> _The request_: Can you format the data below as a Markdown table with a Row column for the row number and an Entry column for each line, leaving out blank lines?

+-------+

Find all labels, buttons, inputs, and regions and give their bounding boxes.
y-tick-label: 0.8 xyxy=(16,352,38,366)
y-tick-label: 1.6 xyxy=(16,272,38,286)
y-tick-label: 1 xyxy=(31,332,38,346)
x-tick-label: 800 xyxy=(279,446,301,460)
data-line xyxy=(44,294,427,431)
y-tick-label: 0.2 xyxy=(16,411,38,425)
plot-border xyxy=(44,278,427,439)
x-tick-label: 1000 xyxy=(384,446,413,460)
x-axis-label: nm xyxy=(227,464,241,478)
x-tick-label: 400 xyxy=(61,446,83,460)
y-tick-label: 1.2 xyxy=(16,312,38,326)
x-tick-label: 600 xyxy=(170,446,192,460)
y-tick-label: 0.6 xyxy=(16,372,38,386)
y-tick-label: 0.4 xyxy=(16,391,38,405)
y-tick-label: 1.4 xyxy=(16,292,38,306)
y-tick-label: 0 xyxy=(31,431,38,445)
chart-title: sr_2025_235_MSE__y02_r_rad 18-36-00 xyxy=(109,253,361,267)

+-------+

> _Answer to this exercise_:
| Row | Entry |
|---|---|
| 1 | Find all labels, buttons, inputs, and regions and give their bounding boxes. |
| 2 | y-tick-label: 0.8 xyxy=(16,352,38,366) |
| 3 | y-tick-label: 1.6 xyxy=(16,272,38,286) |
| 4 | y-tick-label: 1 xyxy=(31,332,38,346) |
| 5 | x-tick-label: 800 xyxy=(279,446,301,460) |
| 6 | data-line xyxy=(44,294,427,431) |
| 7 | y-tick-label: 0.2 xyxy=(16,411,38,425) |
| 8 | plot-border xyxy=(44,278,427,439) |
| 9 | x-tick-label: 1000 xyxy=(384,446,413,460) |
| 10 | x-axis-label: nm xyxy=(227,464,241,478) |
| 11 | x-tick-label: 400 xyxy=(61,446,83,460) |
| 12 | y-tick-label: 1.2 xyxy=(16,312,38,326) |
| 13 | x-tick-label: 600 xyxy=(170,446,192,460) |
| 14 | y-tick-label: 0.6 xyxy=(16,372,38,386) |
| 15 | y-tick-label: 0.4 xyxy=(16,391,38,405) |
| 16 | y-tick-label: 1.4 xyxy=(16,292,38,306) |
| 17 | y-tick-label: 0 xyxy=(31,431,38,445) |
| 18 | chart-title: sr_2025_235_MSE__y02_r_rad 18-36-00 xyxy=(109,253,361,267) |